◆ **Work instructions**
From the records below, pull each line that has "zekere".

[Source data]
____
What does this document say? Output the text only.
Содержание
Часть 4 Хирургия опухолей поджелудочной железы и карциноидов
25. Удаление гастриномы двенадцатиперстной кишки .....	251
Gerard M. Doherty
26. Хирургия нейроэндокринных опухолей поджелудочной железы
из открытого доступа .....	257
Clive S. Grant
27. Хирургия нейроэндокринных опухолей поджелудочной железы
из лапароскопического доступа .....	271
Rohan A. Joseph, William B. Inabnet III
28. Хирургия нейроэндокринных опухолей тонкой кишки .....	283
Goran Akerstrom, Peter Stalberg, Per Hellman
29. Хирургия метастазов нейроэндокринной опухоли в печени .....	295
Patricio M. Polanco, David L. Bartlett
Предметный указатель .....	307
____
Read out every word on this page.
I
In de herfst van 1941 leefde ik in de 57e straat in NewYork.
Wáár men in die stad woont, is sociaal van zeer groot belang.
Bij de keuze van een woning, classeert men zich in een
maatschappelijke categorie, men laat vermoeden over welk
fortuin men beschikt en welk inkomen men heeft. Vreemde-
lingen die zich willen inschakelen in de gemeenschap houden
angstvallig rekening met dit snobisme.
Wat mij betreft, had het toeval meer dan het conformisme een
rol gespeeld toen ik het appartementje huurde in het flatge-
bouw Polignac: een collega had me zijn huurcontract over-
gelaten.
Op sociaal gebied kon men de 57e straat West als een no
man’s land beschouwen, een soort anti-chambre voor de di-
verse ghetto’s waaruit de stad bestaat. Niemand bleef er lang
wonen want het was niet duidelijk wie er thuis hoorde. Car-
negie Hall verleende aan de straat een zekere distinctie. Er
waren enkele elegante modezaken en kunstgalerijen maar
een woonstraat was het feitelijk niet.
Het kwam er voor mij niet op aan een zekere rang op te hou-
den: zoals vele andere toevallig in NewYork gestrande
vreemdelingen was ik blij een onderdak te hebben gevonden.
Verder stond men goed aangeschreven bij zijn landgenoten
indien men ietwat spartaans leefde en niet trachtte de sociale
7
____
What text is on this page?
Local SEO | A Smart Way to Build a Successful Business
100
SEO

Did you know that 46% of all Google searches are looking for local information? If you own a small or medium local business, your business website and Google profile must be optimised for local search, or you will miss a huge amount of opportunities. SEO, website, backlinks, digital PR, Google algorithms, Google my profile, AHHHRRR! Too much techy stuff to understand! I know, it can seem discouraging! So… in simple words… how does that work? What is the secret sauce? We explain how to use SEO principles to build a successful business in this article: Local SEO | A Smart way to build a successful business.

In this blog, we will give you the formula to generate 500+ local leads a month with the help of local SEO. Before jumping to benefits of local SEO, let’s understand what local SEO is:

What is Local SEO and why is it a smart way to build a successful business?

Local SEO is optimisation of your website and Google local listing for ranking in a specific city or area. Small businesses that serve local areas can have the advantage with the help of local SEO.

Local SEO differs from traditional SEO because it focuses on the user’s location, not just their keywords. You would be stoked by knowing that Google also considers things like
____
◆ **Answer to the problem**
negie Hall verleende aan de straat een zekere distinctie. Er
Het kwam er voor mij niet op aan een zekere rang op te hou-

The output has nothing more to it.